=== Given instruction ===
Where a line contains the word "within", copy that line.

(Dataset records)

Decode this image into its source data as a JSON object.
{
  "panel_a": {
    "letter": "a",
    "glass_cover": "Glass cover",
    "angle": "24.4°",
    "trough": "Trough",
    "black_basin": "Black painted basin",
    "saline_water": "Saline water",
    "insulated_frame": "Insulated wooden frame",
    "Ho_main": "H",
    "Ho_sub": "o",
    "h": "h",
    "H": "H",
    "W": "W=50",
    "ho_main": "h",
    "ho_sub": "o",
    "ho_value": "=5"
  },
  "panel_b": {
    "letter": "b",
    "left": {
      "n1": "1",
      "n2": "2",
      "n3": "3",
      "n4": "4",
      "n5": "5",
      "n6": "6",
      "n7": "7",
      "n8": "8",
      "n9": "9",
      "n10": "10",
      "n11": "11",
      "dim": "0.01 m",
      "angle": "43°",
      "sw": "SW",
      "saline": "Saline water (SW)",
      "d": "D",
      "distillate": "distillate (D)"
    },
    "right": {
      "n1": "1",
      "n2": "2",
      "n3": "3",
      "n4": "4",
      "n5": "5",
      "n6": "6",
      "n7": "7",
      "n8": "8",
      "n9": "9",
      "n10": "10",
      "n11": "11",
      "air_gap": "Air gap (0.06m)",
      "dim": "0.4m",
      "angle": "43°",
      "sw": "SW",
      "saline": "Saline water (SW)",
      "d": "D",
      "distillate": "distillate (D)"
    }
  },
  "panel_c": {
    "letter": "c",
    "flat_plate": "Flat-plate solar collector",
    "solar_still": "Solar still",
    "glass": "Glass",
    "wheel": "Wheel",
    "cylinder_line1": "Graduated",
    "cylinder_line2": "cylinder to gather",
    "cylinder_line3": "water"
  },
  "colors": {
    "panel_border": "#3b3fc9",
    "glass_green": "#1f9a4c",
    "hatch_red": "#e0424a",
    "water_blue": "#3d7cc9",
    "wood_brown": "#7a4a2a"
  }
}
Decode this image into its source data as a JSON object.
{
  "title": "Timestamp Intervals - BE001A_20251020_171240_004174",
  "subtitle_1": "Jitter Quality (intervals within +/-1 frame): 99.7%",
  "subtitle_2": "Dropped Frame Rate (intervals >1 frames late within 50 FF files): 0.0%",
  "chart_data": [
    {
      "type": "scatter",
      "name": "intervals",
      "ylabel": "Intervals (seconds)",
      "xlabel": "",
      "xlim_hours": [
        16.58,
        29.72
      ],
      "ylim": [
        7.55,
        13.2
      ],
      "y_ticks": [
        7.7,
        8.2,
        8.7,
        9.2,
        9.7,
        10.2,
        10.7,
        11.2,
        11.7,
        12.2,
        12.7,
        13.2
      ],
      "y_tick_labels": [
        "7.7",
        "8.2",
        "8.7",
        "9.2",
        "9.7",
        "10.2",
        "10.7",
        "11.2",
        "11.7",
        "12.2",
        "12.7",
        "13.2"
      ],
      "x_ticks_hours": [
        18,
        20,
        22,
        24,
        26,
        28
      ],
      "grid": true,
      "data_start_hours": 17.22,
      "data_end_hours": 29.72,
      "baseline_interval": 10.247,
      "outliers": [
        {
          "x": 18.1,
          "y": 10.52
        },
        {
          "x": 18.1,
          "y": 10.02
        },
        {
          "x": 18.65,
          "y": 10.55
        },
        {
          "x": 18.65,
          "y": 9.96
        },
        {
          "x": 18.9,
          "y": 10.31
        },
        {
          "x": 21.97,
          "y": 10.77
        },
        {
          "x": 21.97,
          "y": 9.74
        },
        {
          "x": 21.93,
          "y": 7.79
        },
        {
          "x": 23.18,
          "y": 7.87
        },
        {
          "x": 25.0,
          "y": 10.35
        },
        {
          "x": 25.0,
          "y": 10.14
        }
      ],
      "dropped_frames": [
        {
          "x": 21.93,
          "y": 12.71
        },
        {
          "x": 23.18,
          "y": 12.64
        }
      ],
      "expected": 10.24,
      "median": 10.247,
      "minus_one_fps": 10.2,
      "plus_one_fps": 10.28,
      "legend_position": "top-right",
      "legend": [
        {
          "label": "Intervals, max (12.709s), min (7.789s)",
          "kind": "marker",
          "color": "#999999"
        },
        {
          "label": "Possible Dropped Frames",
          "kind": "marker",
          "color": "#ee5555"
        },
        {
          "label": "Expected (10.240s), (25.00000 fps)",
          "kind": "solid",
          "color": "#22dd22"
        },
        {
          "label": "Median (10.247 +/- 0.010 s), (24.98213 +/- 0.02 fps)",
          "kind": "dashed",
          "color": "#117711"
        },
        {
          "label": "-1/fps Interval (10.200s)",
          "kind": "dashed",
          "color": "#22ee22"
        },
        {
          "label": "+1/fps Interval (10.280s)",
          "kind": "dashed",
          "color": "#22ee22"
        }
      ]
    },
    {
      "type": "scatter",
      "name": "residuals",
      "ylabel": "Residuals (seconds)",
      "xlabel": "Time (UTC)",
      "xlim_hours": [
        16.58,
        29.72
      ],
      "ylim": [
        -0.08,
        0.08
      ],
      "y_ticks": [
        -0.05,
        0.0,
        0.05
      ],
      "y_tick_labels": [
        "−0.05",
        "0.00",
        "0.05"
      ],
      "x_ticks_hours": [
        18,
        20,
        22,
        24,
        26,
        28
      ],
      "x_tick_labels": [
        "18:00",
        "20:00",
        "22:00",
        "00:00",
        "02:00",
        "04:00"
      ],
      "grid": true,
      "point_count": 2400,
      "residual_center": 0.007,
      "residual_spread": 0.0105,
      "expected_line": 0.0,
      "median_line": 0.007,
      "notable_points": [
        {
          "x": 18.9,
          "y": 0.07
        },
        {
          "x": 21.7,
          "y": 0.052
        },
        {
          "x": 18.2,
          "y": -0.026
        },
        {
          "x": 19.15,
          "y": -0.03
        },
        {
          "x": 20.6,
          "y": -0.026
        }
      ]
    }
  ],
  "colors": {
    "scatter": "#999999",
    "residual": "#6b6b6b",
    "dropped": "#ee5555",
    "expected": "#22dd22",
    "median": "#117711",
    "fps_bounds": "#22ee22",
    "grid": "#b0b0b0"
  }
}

=== Response ===
  "subtitle_1": "Jitter Quality (intervals within +/-1 frame): 99.7%",
  "subtitle_2": "Dropped Frame Rate (intervals >1 frames late within 50 FF files): 0.0%",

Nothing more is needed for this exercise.